TASK TO CARRY OUT
Scan the data for "HTNP" and copy the lines it appears in.

WORKING DATA
START

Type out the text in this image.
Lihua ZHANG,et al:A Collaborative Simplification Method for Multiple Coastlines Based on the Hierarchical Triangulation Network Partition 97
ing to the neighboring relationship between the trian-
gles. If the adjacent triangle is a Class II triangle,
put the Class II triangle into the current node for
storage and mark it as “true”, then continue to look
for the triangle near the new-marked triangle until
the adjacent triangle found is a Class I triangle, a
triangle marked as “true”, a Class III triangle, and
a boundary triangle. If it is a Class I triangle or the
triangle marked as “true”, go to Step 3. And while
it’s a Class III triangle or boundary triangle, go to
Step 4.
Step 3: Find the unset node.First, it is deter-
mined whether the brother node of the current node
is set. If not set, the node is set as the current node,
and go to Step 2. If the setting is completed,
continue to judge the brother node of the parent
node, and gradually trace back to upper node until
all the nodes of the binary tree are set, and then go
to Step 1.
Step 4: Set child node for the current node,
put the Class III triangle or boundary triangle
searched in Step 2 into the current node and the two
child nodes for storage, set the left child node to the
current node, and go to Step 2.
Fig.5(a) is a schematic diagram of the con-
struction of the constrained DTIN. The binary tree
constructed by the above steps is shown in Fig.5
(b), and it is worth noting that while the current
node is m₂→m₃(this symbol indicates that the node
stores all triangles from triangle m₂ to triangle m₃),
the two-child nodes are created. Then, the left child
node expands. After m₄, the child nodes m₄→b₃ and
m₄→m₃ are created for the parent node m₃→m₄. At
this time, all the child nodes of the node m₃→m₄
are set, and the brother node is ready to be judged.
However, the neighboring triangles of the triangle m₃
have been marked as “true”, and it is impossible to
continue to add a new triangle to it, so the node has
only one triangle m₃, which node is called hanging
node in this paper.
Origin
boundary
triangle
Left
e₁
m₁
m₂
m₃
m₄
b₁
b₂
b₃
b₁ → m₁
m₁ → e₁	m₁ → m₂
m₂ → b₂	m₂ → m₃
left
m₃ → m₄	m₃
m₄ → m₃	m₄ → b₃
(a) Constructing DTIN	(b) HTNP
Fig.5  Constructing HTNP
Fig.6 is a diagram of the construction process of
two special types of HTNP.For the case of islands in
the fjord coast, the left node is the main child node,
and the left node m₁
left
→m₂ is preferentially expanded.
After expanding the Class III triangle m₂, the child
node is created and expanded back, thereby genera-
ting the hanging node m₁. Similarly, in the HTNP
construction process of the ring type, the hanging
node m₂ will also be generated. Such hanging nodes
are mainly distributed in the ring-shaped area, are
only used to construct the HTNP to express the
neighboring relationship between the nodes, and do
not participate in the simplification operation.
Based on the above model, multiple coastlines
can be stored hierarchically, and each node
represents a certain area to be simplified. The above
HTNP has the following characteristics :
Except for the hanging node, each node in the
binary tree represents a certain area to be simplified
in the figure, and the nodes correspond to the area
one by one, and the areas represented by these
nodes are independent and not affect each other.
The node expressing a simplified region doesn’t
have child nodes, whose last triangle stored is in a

END
START

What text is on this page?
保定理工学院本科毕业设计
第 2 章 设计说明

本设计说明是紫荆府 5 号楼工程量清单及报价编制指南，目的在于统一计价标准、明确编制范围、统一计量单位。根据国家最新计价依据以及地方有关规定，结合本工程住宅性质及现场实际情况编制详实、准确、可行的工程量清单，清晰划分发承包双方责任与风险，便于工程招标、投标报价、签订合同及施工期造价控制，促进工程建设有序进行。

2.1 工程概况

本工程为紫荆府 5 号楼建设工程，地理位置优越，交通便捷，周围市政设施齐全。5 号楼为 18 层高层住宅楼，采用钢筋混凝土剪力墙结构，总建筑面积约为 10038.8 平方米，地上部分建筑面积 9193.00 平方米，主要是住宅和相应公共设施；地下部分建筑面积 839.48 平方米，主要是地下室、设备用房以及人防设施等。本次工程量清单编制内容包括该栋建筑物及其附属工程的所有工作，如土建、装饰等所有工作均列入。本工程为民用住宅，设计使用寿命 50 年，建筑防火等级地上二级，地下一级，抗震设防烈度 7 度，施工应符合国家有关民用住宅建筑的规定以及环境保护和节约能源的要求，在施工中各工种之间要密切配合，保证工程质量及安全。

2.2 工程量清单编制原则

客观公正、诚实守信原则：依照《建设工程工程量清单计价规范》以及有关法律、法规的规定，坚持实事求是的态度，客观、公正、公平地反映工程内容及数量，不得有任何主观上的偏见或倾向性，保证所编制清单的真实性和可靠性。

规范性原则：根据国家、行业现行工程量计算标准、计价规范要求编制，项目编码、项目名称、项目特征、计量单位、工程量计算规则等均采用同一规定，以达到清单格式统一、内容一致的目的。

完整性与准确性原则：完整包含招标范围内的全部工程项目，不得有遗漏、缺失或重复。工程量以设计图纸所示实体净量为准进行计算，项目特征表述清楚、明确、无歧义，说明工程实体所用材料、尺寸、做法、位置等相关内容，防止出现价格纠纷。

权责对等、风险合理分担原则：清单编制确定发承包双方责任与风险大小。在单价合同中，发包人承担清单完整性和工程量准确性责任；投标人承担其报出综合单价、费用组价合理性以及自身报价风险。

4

END
START

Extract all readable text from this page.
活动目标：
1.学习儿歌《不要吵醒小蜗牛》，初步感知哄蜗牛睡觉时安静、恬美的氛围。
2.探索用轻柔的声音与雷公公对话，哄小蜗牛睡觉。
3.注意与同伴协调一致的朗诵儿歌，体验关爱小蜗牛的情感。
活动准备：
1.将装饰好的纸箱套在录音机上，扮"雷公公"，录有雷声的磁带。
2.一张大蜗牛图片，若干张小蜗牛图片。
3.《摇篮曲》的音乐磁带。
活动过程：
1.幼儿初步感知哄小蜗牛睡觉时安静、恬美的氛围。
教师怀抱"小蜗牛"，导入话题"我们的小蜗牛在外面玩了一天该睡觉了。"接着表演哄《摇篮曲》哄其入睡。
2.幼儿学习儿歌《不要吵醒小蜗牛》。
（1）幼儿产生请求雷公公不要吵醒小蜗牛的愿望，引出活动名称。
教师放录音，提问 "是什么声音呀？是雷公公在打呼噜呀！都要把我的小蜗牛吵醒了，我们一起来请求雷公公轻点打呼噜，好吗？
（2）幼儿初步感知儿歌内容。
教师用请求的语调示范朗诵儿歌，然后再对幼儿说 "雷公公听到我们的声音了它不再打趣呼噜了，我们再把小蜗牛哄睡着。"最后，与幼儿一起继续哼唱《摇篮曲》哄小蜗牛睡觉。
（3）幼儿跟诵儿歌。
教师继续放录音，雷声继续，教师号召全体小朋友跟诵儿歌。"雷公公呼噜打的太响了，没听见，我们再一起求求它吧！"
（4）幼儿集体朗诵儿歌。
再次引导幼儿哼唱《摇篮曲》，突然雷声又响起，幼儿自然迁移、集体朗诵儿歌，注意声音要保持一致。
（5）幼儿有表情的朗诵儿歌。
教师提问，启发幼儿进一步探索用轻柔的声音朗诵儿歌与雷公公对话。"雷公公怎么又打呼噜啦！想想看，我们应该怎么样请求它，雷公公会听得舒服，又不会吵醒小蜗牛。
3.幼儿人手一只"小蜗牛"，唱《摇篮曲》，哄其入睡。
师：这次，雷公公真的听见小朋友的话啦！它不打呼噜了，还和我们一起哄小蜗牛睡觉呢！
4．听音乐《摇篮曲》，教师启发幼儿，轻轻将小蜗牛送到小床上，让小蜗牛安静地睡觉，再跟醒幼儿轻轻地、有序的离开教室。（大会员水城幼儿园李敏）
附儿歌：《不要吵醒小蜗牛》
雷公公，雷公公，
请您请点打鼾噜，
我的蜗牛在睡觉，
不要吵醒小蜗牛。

END

WORKED SOLUTION
(a) Constructing DTIN	(b) HTNP
Fig.5  Constructing HTNP
two special types of HTNP.For the case of islands in
ting the hanging node m₁. Similarly, in the HTNP
only used to construct the HTNP to express the
HTNP has the following characteristics :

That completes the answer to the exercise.